▸ **DESCRIPTION OF THE TASK**: Word for word, quote the lines from the one containing "Read this page and output its text content." to the end of the entries below, including both. Leave pictures out.

▸ **Extracted data entries**:
--- BEGIN ---

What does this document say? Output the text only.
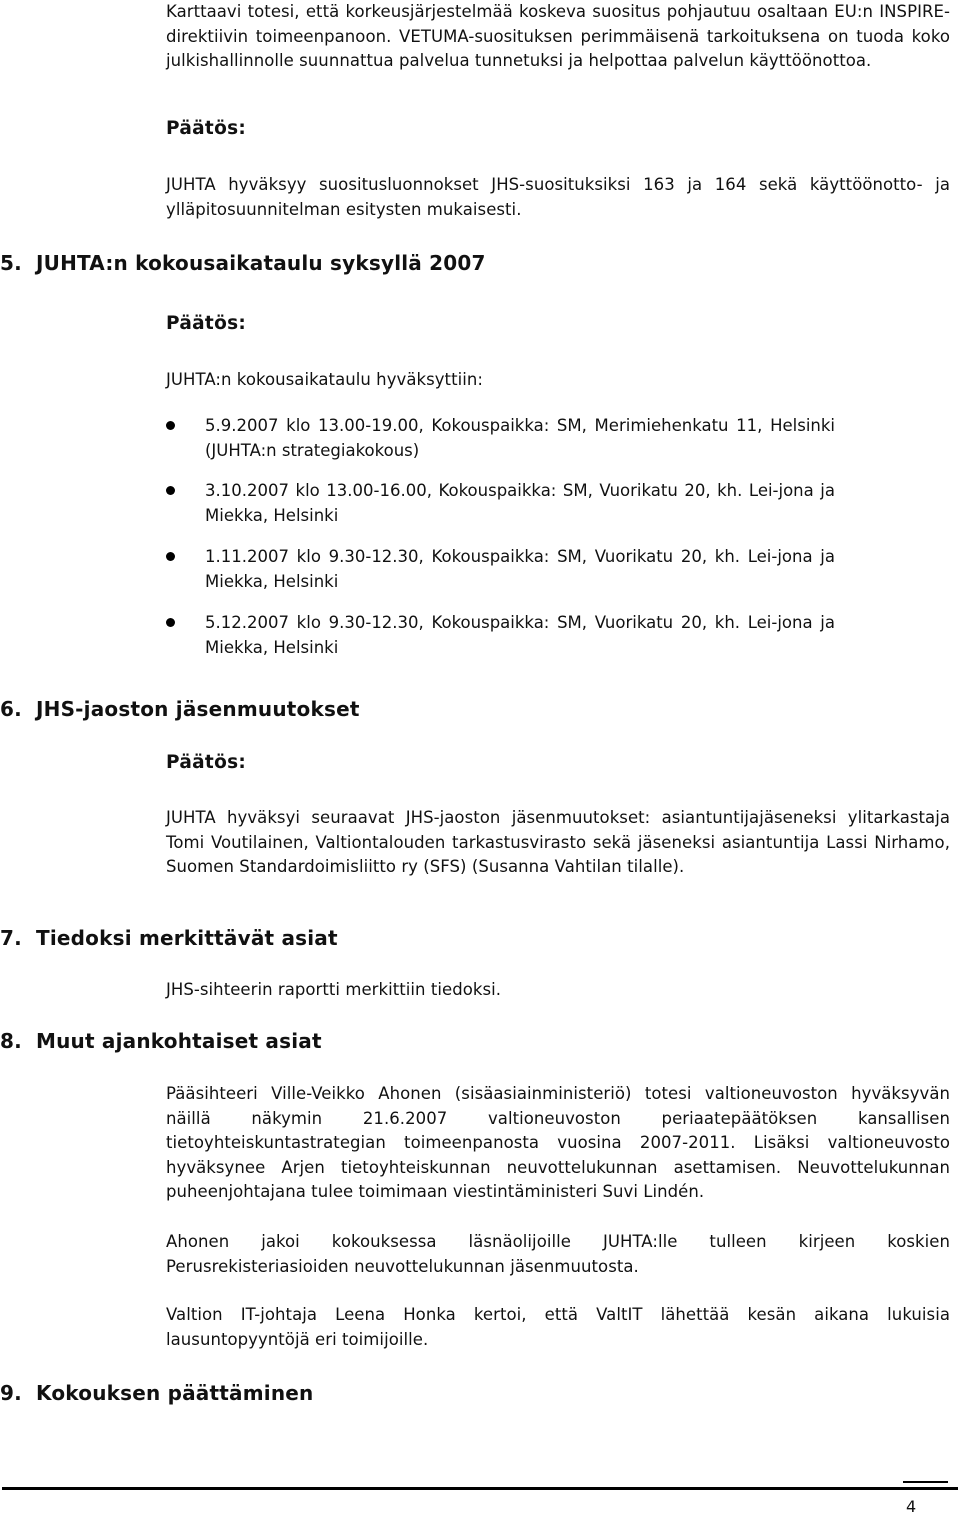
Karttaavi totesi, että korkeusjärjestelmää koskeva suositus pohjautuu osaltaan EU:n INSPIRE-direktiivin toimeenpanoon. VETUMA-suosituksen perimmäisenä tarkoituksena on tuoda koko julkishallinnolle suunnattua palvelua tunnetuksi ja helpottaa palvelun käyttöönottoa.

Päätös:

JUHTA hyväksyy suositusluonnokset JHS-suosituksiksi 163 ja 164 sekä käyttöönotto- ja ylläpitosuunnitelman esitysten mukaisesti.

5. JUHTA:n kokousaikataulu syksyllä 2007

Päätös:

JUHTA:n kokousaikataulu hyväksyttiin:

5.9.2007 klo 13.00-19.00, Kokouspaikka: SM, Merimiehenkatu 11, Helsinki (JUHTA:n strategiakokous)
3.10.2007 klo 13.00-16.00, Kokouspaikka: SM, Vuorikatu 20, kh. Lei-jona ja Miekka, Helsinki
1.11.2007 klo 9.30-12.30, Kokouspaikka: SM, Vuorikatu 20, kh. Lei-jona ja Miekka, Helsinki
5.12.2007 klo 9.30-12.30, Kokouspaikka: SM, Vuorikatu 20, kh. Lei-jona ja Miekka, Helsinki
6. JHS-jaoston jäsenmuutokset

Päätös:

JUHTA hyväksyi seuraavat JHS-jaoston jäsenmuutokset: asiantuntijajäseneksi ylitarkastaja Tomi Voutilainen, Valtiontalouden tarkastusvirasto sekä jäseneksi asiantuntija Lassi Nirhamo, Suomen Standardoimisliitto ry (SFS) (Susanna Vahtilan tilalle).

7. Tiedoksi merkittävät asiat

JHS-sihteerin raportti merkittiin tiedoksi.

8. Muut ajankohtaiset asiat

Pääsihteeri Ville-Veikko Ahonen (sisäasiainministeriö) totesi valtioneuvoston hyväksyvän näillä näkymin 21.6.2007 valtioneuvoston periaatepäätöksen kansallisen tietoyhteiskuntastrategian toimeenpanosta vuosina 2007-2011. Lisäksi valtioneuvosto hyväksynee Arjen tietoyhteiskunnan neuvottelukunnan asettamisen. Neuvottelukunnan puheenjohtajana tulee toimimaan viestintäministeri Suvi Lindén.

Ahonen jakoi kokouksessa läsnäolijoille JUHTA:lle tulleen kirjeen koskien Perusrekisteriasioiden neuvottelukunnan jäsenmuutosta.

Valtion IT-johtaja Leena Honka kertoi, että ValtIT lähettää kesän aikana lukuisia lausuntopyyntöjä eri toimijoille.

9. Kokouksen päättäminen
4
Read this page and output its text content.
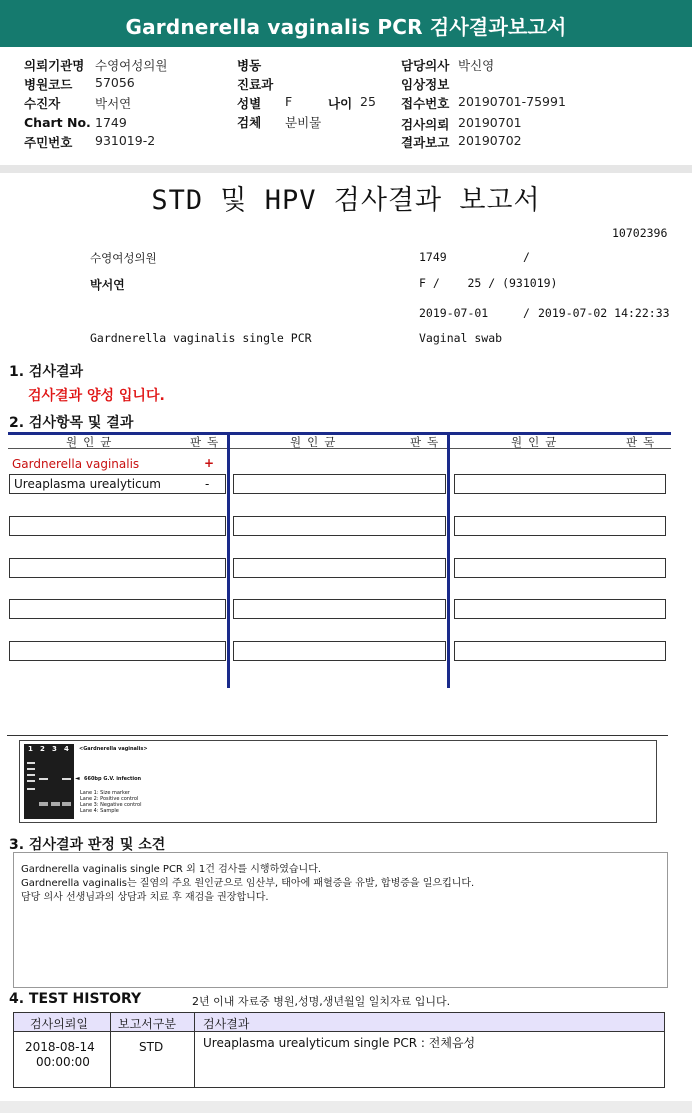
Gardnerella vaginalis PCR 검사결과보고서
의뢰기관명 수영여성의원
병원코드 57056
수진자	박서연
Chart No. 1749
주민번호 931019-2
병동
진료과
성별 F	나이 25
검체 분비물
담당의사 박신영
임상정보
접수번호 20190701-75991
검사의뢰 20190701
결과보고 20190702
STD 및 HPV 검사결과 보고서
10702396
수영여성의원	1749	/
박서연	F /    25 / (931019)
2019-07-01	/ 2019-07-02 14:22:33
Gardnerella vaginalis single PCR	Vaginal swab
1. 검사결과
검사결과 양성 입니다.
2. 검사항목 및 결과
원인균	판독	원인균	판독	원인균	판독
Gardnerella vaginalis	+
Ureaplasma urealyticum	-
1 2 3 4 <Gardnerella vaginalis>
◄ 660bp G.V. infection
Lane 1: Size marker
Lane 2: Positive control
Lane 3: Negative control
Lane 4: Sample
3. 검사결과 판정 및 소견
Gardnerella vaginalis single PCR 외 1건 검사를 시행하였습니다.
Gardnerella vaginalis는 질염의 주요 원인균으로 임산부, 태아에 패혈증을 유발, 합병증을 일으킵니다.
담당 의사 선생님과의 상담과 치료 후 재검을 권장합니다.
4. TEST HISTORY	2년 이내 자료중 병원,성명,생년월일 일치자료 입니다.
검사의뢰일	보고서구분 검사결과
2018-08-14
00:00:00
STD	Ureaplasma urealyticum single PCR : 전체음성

--- END ---

▸ **ANSWER TO THE PROBLEM**:
Read this page and output its text content.
Gardnerella vaginalis PCR 검사결과보고서
의뢰기관명 수영여성의원
병원코드 57056
수진자	박서연
Chart No. 1749
주민번호 931019-2
병동
진료과
성별 F	나이 25
검체 분비물
담당의사 박신영
임상정보
접수번호 20190701-75991
검사의뢰 20190701
결과보고 20190702
STD 및 HPV 검사결과 보고서
10702396
수영여성의원	1749	/
박서연	F /    25 / (931019)
2019-07-01	/ 2019-07-02 14:22:33
Gardnerella vaginalis single PCR	Vaginal swab
1. 검사결과
검사결과 양성 입니다.
2. 검사항목 및 결과
원인균	판독	원인균	판독	원인균	판독
Gardnerella vaginalis	+
Ureaplasma urealyticum	-
1 2 3 4 <Gardnerella vaginalis>
◄ 660bp G.V. infection
Lane 1: Size marker
Lane 2: Positive control
Lane 3: Negative control
Lane 4: Sample
3. 검사결과 판정 및 소견
Gardnerella vaginalis single PCR 외 1건 검사를 시행하였습니다.
Gardnerella vaginalis는 질염의 주요 원인균으로 임산부, 태아에 패혈증을 유발, 합병증을 일으킵니다.
담당 의사 선생님과의 상담과 치료 후 재검을 권장합니다.
4. TEST HISTORY	2년 이내 자료중 병원,성명,생년월일 일치자료 입니다.
검사의뢰일	보고서구분 검사결과
2018-08-14
00:00:00
STD	Ureaplasma urealyticum single PCR : 전체음성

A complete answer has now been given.